- Task brief -
Every record must be copied exactly.

- Source material -
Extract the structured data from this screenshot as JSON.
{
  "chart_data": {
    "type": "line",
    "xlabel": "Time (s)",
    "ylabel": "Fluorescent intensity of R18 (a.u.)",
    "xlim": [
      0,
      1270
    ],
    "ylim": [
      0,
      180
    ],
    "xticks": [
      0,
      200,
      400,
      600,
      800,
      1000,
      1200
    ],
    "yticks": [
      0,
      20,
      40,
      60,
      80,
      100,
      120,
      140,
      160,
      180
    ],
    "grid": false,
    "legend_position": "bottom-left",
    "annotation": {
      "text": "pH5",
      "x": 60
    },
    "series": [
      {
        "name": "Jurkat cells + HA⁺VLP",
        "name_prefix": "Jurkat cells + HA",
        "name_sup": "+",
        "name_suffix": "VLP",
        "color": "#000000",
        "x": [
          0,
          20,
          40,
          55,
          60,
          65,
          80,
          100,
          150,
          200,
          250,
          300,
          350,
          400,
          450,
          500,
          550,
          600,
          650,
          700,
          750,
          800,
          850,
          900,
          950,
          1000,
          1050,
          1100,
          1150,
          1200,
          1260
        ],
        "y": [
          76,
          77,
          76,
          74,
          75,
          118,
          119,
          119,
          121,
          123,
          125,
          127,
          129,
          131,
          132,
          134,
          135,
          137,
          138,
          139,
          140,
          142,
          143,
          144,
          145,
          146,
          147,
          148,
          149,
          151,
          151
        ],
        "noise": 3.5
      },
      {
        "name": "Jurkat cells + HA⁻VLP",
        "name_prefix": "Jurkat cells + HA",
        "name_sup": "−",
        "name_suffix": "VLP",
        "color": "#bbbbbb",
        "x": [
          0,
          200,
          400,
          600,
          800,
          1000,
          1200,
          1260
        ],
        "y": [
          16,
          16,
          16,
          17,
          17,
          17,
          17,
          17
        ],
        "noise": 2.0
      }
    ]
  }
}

- Reply -
Extract the structured data from this screenshot as JSON.
{
  "chart_data": {
    "type": "line",
    "xlabel": "Time (s)",
    "ylabel": "Fluorescent intensity of R18 (a.u.)",
    "xlim": [
      0,
      1270
    ],
    "ylim": [
      0,
      180
    ],
    "xticks": [
      0,
      200,
      400,
      600,
      800,
      1000,
      1200
    ],
    "yticks": [
      0,
      20,
      40,
      60,
      80,
      100,
      120,
      140,
      160,
      180
    ],
    "grid": false,
    "legend_position": "bottom-left",
    "annotation": {
      "text": "pH5",
      "x": 60
    },
    "series": [
      {
        "name": "Jurkat cells + HA⁺VLP",
        "name_prefix": "Jurkat cells + HA",
        "name_sup": "+",
        "name_suffix": "VLP",
        "color": "#000000",
        "x": [
          0,
          20,
          40,
          55,
          60,
          65,
          80,
          100,
          150,
          200,
          250,
          300,
          350,
          400,
          450,
          500,
          550,
          600,
          650,
          700,
          750,
          800,
          850,
          900,
          950,
          1000,
          1050,
          1100,
          1150,
          1200,
          1260
        ],
        "y": [
          76,
          77,
          76,
          74,
          75,
          118,
          119,
          119,
          121,
          123,
          125,
          127,
          129,
          131,
          132,
          134,
          135,
          137,
          138,
          139,
          140,
          142,
          143,
          144,
          145,
          146,
          147,
          148,
          149,
          151,
          151
        ],
        "noise": 3.5
      },
      {
        "name": "Jurkat cells + HA⁻VLP",
        "name_prefix": "Jurkat cells + HA",
        "name_sup": "−",
        "name_suffix": "VLP",
        "color": "#bbbbbb",
        "x": [
          0,
          200,
          400,
          600,
          800,
          1000,
          1200,
          1260
        ],
        "y": [
          16,
          16,
          16,
          17,
          17,
          17,
          17,
          17
        ],
        "noise": 2.0
      }
    ]
  }
}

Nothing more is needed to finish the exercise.